§ **What is asked**
Please reproduce the data below line for line, leaving out the pictures.
── Given entries ──
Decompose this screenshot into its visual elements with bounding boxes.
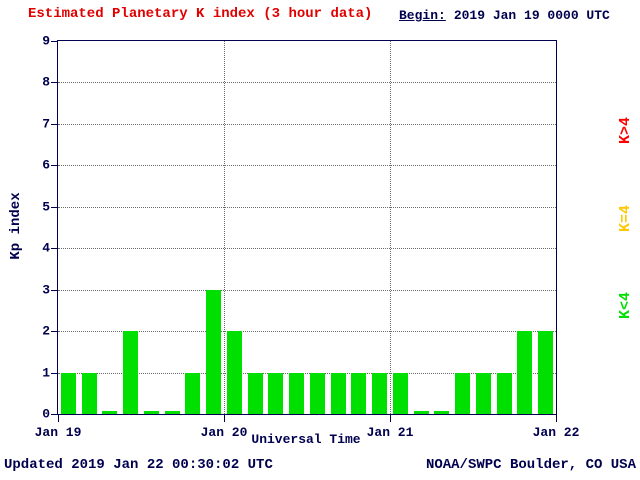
x-tick-label: Jan 21 xyxy=(366,425,414,440)
kp-bar xyxy=(268,372,284,414)
kp-bar xyxy=(475,372,491,414)
kp-bar xyxy=(517,331,533,414)
y-tick-label: 1 xyxy=(42,365,50,381)
updated-timestamp: Updated 2019 Jan 22 00:30:02 UTC xyxy=(4,457,273,473)
kp-bar xyxy=(351,372,367,414)
y-tick xyxy=(51,289,58,291)
y-tick xyxy=(51,41,58,42)
y-gridline xyxy=(58,165,556,167)
x-tick xyxy=(390,415,391,422)
y-tick-label: 5 xyxy=(42,199,50,215)
y-gridline xyxy=(58,123,556,125)
y-tick-label: 8 xyxy=(42,74,50,90)
y-gridline xyxy=(58,372,556,374)
y-tick xyxy=(51,248,58,250)
x-tick-label: Jan 22 xyxy=(532,425,580,440)
chart-title: Estimated Planetary K index (3 hour data… xyxy=(28,6,373,22)
y-tick-label: 7 xyxy=(42,116,50,132)
y-gridline xyxy=(58,206,556,208)
x-gridline xyxy=(390,41,391,414)
kp-bar xyxy=(81,372,97,414)
y-tick-label: 9 xyxy=(42,33,50,49)
legend-item-0: K>4 xyxy=(616,116,634,145)
kp-bar xyxy=(164,411,180,414)
kp-bar xyxy=(538,331,554,414)
kp-bar xyxy=(102,411,118,414)
kp-bar xyxy=(309,372,325,414)
y-gridline xyxy=(58,289,556,291)
kp-bar xyxy=(496,372,512,414)
y-axis-title: Kp index xyxy=(8,192,24,260)
begin-timestamp: Begin: 2019 Jan 19 0000 UTC xyxy=(399,8,610,23)
x-tick-label: Jan 19 xyxy=(34,425,82,440)
y-tick-label: 4 xyxy=(42,240,50,256)
kp-bar xyxy=(372,372,388,414)
kp-bar xyxy=(392,372,408,414)
y-tick-label: 0 xyxy=(42,406,50,422)
y-tick-label: 6 xyxy=(42,157,50,173)
y-tick-label: 2 xyxy=(42,323,50,339)
y-tick xyxy=(51,372,58,374)
legend-item-1: K=4 xyxy=(616,204,634,232)
y-gridline xyxy=(58,248,556,250)
kp-bar xyxy=(413,411,429,414)
legend: K>4 K=4 K<4 xyxy=(612,117,638,319)
y-tick xyxy=(51,165,58,167)
begin-value: 2019 Jan 19 0000 UTC xyxy=(453,8,610,23)
begin-label: Begin: xyxy=(399,8,446,23)
y-gridline xyxy=(58,331,556,333)
y-tick xyxy=(51,123,58,125)
kp-bar xyxy=(60,372,76,414)
x-axis-title: Universal Time xyxy=(251,432,361,447)
y-tick-label: 3 xyxy=(42,282,50,298)
kp-bar xyxy=(185,372,201,414)
plot-area: 0 1 2 3 4 5 6 7 8 9 Jan 19 Jan 20 Jan 21 Jan 22 xyxy=(35,34,580,441)
kp-bar xyxy=(434,411,450,414)
kp-bar xyxy=(455,372,471,414)
kp-bar xyxy=(247,372,263,414)
y-tick xyxy=(51,82,58,84)
x-tick xyxy=(224,415,225,422)
kp-bar xyxy=(206,289,222,414)
source-credit: NOAA/SWPC Boulder, CO USA xyxy=(425,457,636,473)
kp-bar xyxy=(143,411,159,414)
x-tick xyxy=(58,415,59,422)
y-tick xyxy=(51,331,58,333)
kp-bar xyxy=(289,372,305,414)
y-gridline xyxy=(58,82,556,84)
kp-bar xyxy=(330,372,346,414)
y-tick xyxy=(51,414,58,415)
kp-bar xyxy=(226,331,242,414)
y-tick xyxy=(51,206,58,208)
kp-bar xyxy=(123,331,139,414)
legend-item-2: K<4 xyxy=(616,291,634,320)
x-gridline xyxy=(224,41,225,414)
x-tick-label: Jan 20 xyxy=(200,425,248,440)
x-tick xyxy=(556,415,557,422)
───
§ **Solution to the problem**
Decompose this screenshot into its visual elements with bounding boxes.
x-tick-label: Jan 21 xyxy=(366,425,414,440)
kp-bar xyxy=(268,372,284,414)
kp-bar xyxy=(475,372,491,414)
kp-bar xyxy=(517,331,533,414)
y-tick-label: 1 xyxy=(42,365,50,381)
updated-timestamp: Updated 2019 Jan 22 00:30:02 UTC xyxy=(4,457,273,473)
kp-bar xyxy=(351,372,367,414)
y-tick xyxy=(51,289,58,291)
y-tick xyxy=(51,41,58,42)
y-gridline xyxy=(58,165,556,167)
x-tick xyxy=(390,415,391,422)
y-tick-label: 5 xyxy=(42,199,50,215)
y-gridline xyxy=(58,123,556,125)
y-tick-label: 8 xyxy=(42,74,50,90)
y-gridline xyxy=(58,372,556,374)
y-tick xyxy=(51,248,58,250)
x-tick-label: Jan 22 xyxy=(532,425,580,440)
chart-title: Estimated Planetary K index (3 hour data… xyxy=(28,6,373,22)
y-tick-label: 7 xyxy=(42,116,50,132)
y-gridline xyxy=(58,206,556,208)
x-gridline xyxy=(390,41,391,414)
kp-bar xyxy=(81,372,97,414)
y-tick-label: 9 xyxy=(42,33,50,49)
legend-item-0: K>4 xyxy=(616,116,634,145)
kp-bar xyxy=(164,411,180,414)
kp-bar xyxy=(538,331,554,414)
kp-bar xyxy=(102,411,118,414)
kp-bar xyxy=(309,372,325,414)
y-gridline xyxy=(58,289,556,291)
kp-bar xyxy=(496,372,512,414)
y-axis-title: Kp index xyxy=(8,192,24,260)
begin-timestamp: Begin: 2019 Jan 19 0000 UTC xyxy=(399,8,610,23)
x-tick-label: Jan 19 xyxy=(34,425,82,440)
y-tick-label: 4 xyxy=(42,240,50,256)
kp-bar xyxy=(372,372,388,414)
kp-bar xyxy=(392,372,408,414)
y-tick-label: 0 xyxy=(42,406,50,422)
y-tick-label: 6 xyxy=(42,157,50,173)
y-tick-label: 2 xyxy=(42,323,50,339)
y-tick xyxy=(51,372,58,374)
legend-item-1: K=4 xyxy=(616,204,634,232)
y-gridline xyxy=(58,248,556,250)
kp-bar xyxy=(413,411,429,414)
legend: K>4 K=4 K<4 xyxy=(612,117,638,319)
y-tick xyxy=(51,165,58,167)
begin-value: 2019 Jan 19 0000 UTC xyxy=(453,8,610,23)
begin-label: Begin: xyxy=(399,8,446,23)
y-gridline xyxy=(58,331,556,333)
y-tick xyxy=(51,123,58,125)
kp-bar xyxy=(60,372,76,414)
x-axis-title: Universal Time xyxy=(251,432,361,447)
y-tick-label: 3 xyxy=(42,282,50,298)
kp-bar xyxy=(185,372,201,414)
plot-area: 0 1 2 3 4 5 6 7 8 9 Jan 19 Jan 20 Jan 21 Jan 22 xyxy=(35,34,580,441)
kp-bar xyxy=(434,411,450,414)
kp-bar xyxy=(455,372,471,414)
kp-bar xyxy=(247,372,263,414)
y-tick xyxy=(51,82,58,84)
x-tick xyxy=(224,415,225,422)
kp-bar xyxy=(206,289,222,414)
source-credit: NOAA/SWPC Boulder, CO USA xyxy=(425,457,636,473)
kp-bar xyxy=(143,411,159,414)
x-tick xyxy=(58,415,59,422)
y-tick xyxy=(51,331,58,333)
kp-bar xyxy=(289,372,305,414)
y-gridline xyxy=(58,82,556,84)
kp-bar xyxy=(330,372,346,414)
y-tick xyxy=(51,414,58,415)
kp-bar xyxy=(226,331,242,414)
y-tick xyxy=(51,206,58,208)
kp-bar xyxy=(123,331,139,414)
legend-item-2: K<4 xyxy=(616,291,634,320)
x-gridline xyxy=(224,41,225,414)
x-tick-label: Jan 20 xyxy=(200,425,248,440)
x-tick xyxy=(556,415,557,422)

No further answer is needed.